GIVEN TASK - Filter the entries and keep only the lines where the string "other" appears.

INPUT MATERIAL -

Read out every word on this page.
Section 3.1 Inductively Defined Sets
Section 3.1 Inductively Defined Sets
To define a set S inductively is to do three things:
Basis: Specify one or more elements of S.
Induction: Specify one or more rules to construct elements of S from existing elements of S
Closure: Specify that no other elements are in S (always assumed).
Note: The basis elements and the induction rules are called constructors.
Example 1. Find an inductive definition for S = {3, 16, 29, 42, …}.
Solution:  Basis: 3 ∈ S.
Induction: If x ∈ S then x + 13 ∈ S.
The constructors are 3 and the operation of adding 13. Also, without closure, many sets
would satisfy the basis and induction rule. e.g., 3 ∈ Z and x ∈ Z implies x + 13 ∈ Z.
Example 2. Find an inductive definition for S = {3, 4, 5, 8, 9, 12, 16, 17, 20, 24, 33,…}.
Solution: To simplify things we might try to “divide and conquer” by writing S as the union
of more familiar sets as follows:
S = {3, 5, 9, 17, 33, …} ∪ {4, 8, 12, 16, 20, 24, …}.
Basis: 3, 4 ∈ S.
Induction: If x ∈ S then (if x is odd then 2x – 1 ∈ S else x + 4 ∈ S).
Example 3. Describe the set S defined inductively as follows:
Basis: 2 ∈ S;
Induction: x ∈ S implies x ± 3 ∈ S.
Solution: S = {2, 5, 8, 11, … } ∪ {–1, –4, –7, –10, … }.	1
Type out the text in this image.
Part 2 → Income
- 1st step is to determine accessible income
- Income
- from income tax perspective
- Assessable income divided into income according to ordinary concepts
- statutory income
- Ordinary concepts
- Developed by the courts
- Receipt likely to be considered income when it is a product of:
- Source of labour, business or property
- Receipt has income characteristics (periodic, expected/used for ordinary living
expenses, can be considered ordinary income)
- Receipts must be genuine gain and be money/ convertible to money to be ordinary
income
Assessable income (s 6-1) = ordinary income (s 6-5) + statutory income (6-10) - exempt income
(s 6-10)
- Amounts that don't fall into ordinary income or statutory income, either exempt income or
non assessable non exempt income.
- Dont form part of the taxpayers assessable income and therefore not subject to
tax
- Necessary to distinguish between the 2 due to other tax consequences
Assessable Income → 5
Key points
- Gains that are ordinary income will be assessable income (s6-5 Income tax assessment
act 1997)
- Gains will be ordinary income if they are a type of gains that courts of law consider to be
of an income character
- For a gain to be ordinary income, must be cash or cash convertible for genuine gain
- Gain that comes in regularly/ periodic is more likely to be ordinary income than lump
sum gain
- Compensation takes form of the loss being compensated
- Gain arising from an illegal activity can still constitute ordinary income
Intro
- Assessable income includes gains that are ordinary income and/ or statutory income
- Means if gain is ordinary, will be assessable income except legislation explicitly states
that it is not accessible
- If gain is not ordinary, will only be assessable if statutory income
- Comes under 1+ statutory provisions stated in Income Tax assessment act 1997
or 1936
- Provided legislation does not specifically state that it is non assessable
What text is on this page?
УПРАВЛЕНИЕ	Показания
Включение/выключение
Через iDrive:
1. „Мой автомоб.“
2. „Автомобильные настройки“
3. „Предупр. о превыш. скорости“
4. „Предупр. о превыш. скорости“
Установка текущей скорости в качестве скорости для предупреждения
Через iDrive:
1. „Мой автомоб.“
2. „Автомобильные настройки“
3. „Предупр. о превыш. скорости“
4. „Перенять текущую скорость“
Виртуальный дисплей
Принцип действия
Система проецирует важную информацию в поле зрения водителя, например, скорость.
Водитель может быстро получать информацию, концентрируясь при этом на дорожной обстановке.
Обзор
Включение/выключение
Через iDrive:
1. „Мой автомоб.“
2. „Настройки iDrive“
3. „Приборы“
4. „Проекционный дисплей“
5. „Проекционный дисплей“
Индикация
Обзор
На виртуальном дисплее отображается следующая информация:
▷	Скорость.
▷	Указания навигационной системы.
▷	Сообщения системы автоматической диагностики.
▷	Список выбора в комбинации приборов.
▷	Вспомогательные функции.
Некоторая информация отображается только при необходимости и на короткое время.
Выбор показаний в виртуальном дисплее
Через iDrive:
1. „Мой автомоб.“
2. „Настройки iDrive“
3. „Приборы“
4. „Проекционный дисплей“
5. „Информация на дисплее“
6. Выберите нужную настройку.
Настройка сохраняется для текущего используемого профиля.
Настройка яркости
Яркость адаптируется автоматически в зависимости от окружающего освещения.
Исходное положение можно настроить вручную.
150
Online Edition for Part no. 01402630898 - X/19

TASK RESPONSE -
Closure: Specify that no other elements are in S (always assumed).
- Necessary to distinguish between the 2 due to other tax consequences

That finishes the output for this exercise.